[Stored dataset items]
++++++++++

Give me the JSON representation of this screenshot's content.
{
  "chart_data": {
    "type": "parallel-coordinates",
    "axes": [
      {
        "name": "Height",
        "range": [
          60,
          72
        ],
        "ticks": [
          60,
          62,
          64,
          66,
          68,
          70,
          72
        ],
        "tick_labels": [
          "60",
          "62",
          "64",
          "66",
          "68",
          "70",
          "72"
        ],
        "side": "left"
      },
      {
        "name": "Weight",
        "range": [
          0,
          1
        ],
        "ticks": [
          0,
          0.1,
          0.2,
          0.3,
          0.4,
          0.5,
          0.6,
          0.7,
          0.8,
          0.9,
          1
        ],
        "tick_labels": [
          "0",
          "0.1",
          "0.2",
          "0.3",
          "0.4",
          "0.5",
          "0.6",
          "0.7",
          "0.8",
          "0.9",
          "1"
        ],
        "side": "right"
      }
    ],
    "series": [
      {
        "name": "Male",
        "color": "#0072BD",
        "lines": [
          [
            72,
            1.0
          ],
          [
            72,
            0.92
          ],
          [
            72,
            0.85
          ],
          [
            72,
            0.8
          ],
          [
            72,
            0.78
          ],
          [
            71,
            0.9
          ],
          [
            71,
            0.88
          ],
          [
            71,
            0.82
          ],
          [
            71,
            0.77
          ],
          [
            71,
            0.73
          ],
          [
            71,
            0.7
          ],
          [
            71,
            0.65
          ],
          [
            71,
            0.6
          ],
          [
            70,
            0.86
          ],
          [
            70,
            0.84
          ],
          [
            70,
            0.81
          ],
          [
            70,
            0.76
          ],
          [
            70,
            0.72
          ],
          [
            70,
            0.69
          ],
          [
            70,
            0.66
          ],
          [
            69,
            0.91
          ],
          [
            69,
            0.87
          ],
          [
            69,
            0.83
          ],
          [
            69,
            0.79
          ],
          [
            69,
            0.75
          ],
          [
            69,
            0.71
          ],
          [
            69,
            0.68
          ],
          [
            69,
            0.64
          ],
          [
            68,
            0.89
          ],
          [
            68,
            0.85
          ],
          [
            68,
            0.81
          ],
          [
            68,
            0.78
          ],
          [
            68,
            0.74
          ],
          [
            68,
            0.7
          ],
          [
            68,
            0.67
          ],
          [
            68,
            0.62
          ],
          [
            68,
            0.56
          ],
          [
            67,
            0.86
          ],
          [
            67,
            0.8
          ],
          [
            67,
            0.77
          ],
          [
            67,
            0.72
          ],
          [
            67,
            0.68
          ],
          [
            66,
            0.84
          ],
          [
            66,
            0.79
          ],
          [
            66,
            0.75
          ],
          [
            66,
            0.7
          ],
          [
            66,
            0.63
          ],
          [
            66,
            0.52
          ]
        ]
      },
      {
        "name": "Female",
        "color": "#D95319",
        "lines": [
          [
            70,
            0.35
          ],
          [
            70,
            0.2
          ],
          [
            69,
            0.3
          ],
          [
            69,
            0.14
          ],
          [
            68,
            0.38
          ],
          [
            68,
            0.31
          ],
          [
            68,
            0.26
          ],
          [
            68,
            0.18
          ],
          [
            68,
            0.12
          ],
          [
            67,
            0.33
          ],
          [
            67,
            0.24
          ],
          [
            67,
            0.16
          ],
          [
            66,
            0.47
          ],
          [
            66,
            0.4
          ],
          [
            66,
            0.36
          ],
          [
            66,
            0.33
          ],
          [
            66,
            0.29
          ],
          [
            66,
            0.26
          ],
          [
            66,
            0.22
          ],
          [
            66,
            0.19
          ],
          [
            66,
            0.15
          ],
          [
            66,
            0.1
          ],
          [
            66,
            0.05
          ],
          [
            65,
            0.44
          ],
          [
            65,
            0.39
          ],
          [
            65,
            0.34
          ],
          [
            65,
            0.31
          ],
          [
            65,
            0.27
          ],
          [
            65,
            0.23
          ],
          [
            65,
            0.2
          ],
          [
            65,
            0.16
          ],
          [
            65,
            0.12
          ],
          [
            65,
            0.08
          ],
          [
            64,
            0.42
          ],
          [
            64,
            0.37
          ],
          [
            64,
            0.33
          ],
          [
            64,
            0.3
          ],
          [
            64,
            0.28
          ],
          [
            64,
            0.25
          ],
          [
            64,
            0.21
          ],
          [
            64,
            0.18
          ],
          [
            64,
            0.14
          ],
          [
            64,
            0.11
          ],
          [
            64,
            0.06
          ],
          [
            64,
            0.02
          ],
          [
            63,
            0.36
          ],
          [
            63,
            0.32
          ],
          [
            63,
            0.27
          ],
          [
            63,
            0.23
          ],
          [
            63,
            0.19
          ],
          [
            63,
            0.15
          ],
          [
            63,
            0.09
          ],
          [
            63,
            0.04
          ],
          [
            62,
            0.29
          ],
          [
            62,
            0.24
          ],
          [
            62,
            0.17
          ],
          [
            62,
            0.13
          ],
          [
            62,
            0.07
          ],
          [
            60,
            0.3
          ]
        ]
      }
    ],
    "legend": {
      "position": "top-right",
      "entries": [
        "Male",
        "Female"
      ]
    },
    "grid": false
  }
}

++++++++++

Extract each entry in full and write it down exactly.

Give me the JSON representation of this screenshot's content.
{
  "chart_data": {
    "type": "parallel-coordinates",
    "axes": [
      {
        "name": "Height",
        "range": [
          60,
          72
        ],
        "ticks": [
          60,
          62,
          64,
          66,
          68,
          70,
          72
        ],
        "tick_labels": [
          "60",
          "62",
          "64",
          "66",
          "68",
          "70",
          "72"
        ],
        "side": "left"
      },
      {
        "name": "Weight",
        "range": [
          0,
          1
        ],
        "ticks": [
          0,
          0.1,
          0.2,
          0.3,
          0.4,
          0.5,
          0.6,
          0.7,
          0.8,
          0.9,
          1
        ],
        "tick_labels": [
          "0",
          "0.1",
          "0.2",
          "0.3",
          "0.4",
          "0.5",
          "0.6",
          "0.7",
          "0.8",
          "0.9",
          "1"
        ],
        "side": "right"
      }
    ],
    "series": [
      {
        "name": "Male",
        "color": "#0072BD",
        "lines": [
          [
            72,
            1.0
          ],
          [
            72,
            0.92
          ],
          [
            72,
            0.85
          ],
          [
            72,
            0.8
          ],
          [
            72,
            0.78
          ],
          [
            71,
            0.9
          ],
          [
            71,
            0.88
          ],
          [
            71,
            0.82
          ],
          [
            71,
            0.77
          ],
          [
            71,
            0.73
          ],
          [
            71,
            0.7
          ],
          [
            71,
            0.65
          ],
          [
            71,
            0.6
          ],
          [
            70,
            0.86
          ],
          [
            70,
            0.84
          ],
          [
            70,
            0.81
          ],
          [
            70,
            0.76
          ],
          [
            70,
            0.72
          ],
          [
            70,
            0.69
          ],
          [
            70,
            0.66
          ],
          [
            69,
            0.91
          ],
          [
            69,
            0.87
          ],
          [
            69,
            0.83
          ],
          [
            69,
            0.79
          ],
          [
            69,
            0.75
          ],
          [
            69,
            0.71
          ],
          [
            69,
            0.68
          ],
          [
            69,
            0.64
          ],
          [
            68,
            0.89
          ],
          [
            68,
            0.85
          ],
          [
            68,
            0.81
          ],
          [
            68,
            0.78
          ],
          [
            68,
            0.74
          ],
          [
            68,
            0.7
          ],
          [
            68,
            0.67
          ],
          [
            68,
            0.62
          ],
          [
            68,
            0.56
          ],
          [
            67,
            0.86
          ],
          [
            67,
            0.8
          ],
          [
            67,
            0.77
          ],
          [
            67,
            0.72
          ],
          [
            67,
            0.68
          ],
          [
            66,
            0.84
          ],
          [
            66,
            0.79
          ],
          [
            66,
            0.75
          ],
          [
            66,
            0.7
          ],
          [
            66,
            0.63
          ],
          [
            66,
            0.52
          ]
        ]
      },
      {
        "name": "Female",
        "color": "#D95319",
        "lines": [
          [
            70,
            0.35
          ],
          [
            70,
            0.2
          ],
          [
            69,
            0.3
          ],
          [
            69,
            0.14
          ],
          [
            68,
            0.38
          ],
          [
            68,
            0.31
          ],
          [
            68,
            0.26
          ],
          [
            68,
            0.18
          ],
          [
            68,
            0.12
          ],
          [
            67,
            0.33
          ],
          [
            67,
            0.24
          ],
          [
            67,
            0.16
          ],
          [
            66,
            0.47
          ],
          [
            66,
            0.4
          ],
          [
            66,
            0.36
          ],
          [
            66,
            0.33
          ],
          [
            66,
            0.29
          ],
          [
            66,
            0.26
          ],
          [
            66,
            0.22
          ],
          [
            66,
            0.19
          ],
          [
            66,
            0.15
          ],
          [
            66,
            0.1
          ],
          [
            66,
            0.05
          ],
          [
            65,
            0.44
          ],
          [
            65,
            0.39
          ],
          [
            65,
            0.34
          ],
          [
            65,
            0.31
          ],
          [
            65,
            0.27
          ],
          [
            65,
            0.23
          ],
          [
            65,
            0.2
          ],
          [
            65,
            0.16
          ],
          [
            65,
            0.12
          ],
          [
            65,
            0.08
          ],
          [
            64,
            0.42
          ],
          [
            64,
            0.37
          ],
          [
            64,
            0.33
          ],
          [
            64,
            0.3
          ],
          [
            64,
            0.28
          ],
          [
            64,
            0.25
          ],
          [
            64,
            0.21
          ],
          [
            64,
            0.18
          ],
          [
            64,
            0.14
          ],
          [
            64,
            0.11
          ],
          [
            64,
            0.06
          ],
          [
            64,
            0.02
          ],
          [
            63,
            0.36
          ],
          [
            63,
            0.32
          ],
          [
            63,
            0.27
          ],
          [
            63,
            0.23
          ],
          [
            63,
            0.19
          ],
          [
            63,
            0.15
          ],
          [
            63,
            0.09
          ],
          [
            63,
            0.04
          ],
          [
            62,
            0.29
          ],
          [
            62,
            0.24
          ],
          [
            62,
            0.17
          ],
          [
            62,
            0.13
          ],
          [
            62,
            0.07
          ],
          [
            60,
            0.3
          ]
        ]
      }
    ],
    "legend": {
      "position": "top-right",
      "entries": [
        "Male",
        "Female"
      ]
    },
    "grid": false
  }
}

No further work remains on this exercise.